*Short task*
Each line of the material below should be reproduced exactly.

_ _ _ _ _

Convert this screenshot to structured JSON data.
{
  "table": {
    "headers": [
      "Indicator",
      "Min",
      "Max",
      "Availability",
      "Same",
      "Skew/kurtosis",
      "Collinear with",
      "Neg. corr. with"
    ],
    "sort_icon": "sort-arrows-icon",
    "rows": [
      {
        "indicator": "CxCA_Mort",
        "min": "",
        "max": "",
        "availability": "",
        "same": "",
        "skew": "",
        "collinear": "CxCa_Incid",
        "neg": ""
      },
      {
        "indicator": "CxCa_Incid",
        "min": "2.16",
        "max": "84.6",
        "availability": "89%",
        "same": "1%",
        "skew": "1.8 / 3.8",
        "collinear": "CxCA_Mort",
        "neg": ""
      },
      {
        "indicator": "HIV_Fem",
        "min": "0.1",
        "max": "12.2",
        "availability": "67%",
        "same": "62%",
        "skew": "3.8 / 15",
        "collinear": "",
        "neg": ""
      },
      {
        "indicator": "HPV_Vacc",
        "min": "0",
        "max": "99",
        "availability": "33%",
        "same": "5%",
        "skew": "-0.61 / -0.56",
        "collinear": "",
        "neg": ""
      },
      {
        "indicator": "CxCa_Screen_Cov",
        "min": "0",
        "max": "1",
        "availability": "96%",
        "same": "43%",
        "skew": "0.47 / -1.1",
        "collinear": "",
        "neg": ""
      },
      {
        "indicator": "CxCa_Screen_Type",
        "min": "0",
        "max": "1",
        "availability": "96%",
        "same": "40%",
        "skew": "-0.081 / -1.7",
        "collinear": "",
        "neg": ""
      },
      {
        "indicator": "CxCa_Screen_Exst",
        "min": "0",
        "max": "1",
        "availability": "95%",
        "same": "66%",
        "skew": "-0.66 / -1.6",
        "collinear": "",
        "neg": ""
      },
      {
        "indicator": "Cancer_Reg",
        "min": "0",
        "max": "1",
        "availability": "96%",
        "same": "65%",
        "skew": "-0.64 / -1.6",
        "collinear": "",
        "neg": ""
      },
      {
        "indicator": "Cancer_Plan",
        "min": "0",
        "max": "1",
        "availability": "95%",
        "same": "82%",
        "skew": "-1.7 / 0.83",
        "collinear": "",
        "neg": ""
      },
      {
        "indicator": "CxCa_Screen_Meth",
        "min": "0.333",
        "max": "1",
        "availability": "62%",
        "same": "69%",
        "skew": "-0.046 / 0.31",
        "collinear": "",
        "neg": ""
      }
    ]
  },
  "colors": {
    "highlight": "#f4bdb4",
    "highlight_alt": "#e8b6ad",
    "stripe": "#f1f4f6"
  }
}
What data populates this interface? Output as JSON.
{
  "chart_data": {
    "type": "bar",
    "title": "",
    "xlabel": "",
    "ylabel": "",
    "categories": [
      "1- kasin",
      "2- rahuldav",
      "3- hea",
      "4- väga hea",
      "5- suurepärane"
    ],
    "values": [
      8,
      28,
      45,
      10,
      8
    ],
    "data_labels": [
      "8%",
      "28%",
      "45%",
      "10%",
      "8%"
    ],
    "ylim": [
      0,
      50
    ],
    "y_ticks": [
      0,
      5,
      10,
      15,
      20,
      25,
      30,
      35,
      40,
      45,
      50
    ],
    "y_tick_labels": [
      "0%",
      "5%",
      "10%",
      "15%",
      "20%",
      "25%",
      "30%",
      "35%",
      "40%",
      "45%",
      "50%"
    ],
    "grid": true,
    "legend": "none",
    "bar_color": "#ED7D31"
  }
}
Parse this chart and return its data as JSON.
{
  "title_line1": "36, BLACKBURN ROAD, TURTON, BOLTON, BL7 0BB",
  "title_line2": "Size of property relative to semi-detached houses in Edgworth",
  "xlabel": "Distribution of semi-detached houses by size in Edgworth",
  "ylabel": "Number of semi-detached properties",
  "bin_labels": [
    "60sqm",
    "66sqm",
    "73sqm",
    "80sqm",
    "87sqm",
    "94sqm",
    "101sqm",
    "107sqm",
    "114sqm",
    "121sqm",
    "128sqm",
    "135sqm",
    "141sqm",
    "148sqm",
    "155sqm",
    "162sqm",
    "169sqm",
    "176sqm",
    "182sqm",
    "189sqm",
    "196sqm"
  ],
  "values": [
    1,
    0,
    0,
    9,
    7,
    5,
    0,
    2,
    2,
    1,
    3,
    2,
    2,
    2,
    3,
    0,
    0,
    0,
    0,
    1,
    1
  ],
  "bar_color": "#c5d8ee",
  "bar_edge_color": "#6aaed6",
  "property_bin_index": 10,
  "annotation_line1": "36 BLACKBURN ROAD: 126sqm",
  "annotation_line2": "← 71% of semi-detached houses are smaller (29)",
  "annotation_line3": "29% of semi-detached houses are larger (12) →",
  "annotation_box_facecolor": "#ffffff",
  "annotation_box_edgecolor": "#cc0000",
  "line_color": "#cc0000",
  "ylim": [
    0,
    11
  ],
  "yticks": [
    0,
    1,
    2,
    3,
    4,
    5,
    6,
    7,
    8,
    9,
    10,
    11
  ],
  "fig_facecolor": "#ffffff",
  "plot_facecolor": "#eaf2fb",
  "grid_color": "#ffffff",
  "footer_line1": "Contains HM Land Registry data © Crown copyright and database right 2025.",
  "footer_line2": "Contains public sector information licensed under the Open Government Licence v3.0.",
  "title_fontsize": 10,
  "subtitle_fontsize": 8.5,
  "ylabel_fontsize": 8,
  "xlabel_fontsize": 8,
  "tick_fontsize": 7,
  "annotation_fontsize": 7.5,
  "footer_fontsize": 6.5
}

_ _ _ _ _

*Task solution*
Convert this screenshot to structured JSON data.
{
  "table": {
    "headers": [
      "Indicator",
      "Min",
      "Max",
      "Availability",
      "Same",
      "Skew/kurtosis",
      "Collinear with",
      "Neg. corr. with"
    ],
    "sort_icon": "sort-arrows-icon",
    "rows": [
      {
        "indicator": "CxCA_Mort",
        "min": "",
        "max": "",
        "availability": "",
        "same": "",
        "skew": "",
        "collinear": "CxCa_Incid",
        "neg": ""
      },
      {
        "indicator": "CxCa_Incid",
        "min": "2.16",
        "max": "84.6",
        "availability": "89%",
        "same": "1%",
        "skew": "1.8 / 3.8",
        "collinear": "CxCA_Mort",
        "neg": ""
      },
      {
        "indicator": "HIV_Fem",
        "min": "0.1",
        "max": "12.2",
        "availability": "67%",
        "same": "62%",
        "skew": "3.8 / 15",
        "collinear": "",
        "neg": ""
      },
      {
        "indicator": "HPV_Vacc",
        "min": "0",
        "max": "99",
        "availability": "33%",
        "same": "5%",
        "skew": "-0.61 / -0.56",
        "collinear": "",
        "neg": ""
      },
      {
        "indicator": "CxCa_Screen_Cov",
        "min": "0",
        "max": "1",
        "availability": "96%",
        "same": "43%",
        "skew": "0.47 / -1.1",
        "collinear": "",
        "neg": ""
      },
      {
        "indicator": "CxCa_Screen_Type",
        "min": "0",
        "max": "1",
        "availability": "96%",
        "same": "40%",
        "skew": "-0.081 / -1.7",
        "collinear": "",
        "neg": ""
      },
      {
        "indicator": "CxCa_Screen_Exst",
        "min": "0",
        "max": "1",
        "availability": "95%",
        "same": "66%",
        "skew": "-0.66 / -1.6",
        "collinear": "",
        "neg": ""
      },
      {
        "indicator": "Cancer_Reg",
        "min": "0",
        "max": "1",
        "availability": "96%",
        "same": "65%",
        "skew": "-0.64 / -1.6",
        "collinear": "",
        "neg": ""
      },
      {
        "indicator": "Cancer_Plan",
        "min": "0",
        "max": "1",
        "availability": "95%",
        "same": "82%",
        "skew": "-1.7 / 0.83",
        "collinear": "",
        "neg": ""
      },
      {
        "indicator": "CxCa_Screen_Meth",
        "min": "0.333",
        "max": "1",
        "availability": "62%",
        "same": "69%",
        "skew": "-0.046 / 0.31",
        "collinear": "",
        "neg": ""
      }
    ]
  },
  "colors": {
    "highlight": "#f4bdb4",
    "highlight_alt": "#e8b6ad",
    "stripe": "#f1f4f6"
  }
}
What data populates this interface? Output as JSON.
{
  "chart_data": {
    "type": "bar",
    "title": "",
    "xlabel": "",
    "ylabel": "",
    "categories": [
      "1- kasin",
      "2- rahuldav",
      "3- hea",
      "4- väga hea",
      "5- suurepärane"
    ],
    "values": [
      8,
      28,
      45,
      10,
      8
    ],
    "data_labels": [
      "8%",
      "28%",
      "45%",
      "10%",
      "8%"
    ],
    "ylim": [
      0,
      50
    ],
    "y_ticks": [
      0,
      5,
      10,
      15,
      20,
      25,
      30,
      35,
      40,
      45,
      50
    ],
    "y_tick_labels": [
      "0%",
      "5%",
      "10%",
      "15%",
      "20%",
      "25%",
      "30%",
      "35%",
      "40%",
      "45%",
      "50%"
    ],
    "grid": true,
    "legend": "none",
    "bar_color": "#ED7D31"
  }
}
Parse this chart and return its data as JSON.
{
  "title_line1": "36, BLACKBURN ROAD, TURTON, BOLTON, BL7 0BB",
  "title_line2": "Size of property relative to semi-detached houses in Edgworth",
  "xlabel": "Distribution of semi-detached houses by size in Edgworth",
  "ylabel": "Number of semi-detached properties",
  "bin_labels": [
    "60sqm",
    "66sqm",
    "73sqm",
    "80sqm",
    "87sqm",
    "94sqm",
    "101sqm",
    "107sqm",
    "114sqm",
    "121sqm",
    "128sqm",
    "135sqm",
    "141sqm",
    "148sqm",
    "155sqm",
    "162sqm",
    "169sqm",
    "176sqm",
    "182sqm",
    "189sqm",
    "196sqm"
  ],
  "values": [
    1,
    0,
    0,
    9,
    7,
    5,
    0,
    2,
    2,
    1,
    3,
    2,
    2,
    2,
    3,
    0,
    0,
    0,
    0,
    1,
    1
  ],
  "bar_color": "#c5d8ee",
  "bar_edge_color": "#6aaed6",
  "property_bin_index": 10,
  "annotation_line1": "36 BLACKBURN ROAD: 126sqm",
  "annotation_line2": "← 71% of semi-detached houses are smaller (29)",
  "annotation_line3": "29% of semi-detached houses are larger (12) →",
  "annotation_box_facecolor": "#ffffff",
  "annotation_box_edgecolor": "#cc0000",
  "line_color": "#cc0000",
  "ylim": [
    0,
    11
  ],
  "yticks": [
    0,
    1,
    2,
    3,
    4,
    5,
    6,
    7,
    8,
    9,
    10,
    11
  ],
  "fig_facecolor": "#ffffff",
  "plot_facecolor": "#eaf2fb",
  "grid_color": "#ffffff",
  "footer_line1": "Contains HM Land Registry data © Crown copyright and database right 2025.",
  "footer_line2": "Contains public sector information licensed under the Open Government Licence v3.0.",
  "title_fontsize": 10,
  "subtitle_fontsize": 8.5,
  "ylabel_fontsize": 8,
  "xlabel_fontsize": 8,
  "tick_fontsize": 7,
  "annotation_fontsize": 7.5,
  "footer_fontsize": 6.5
}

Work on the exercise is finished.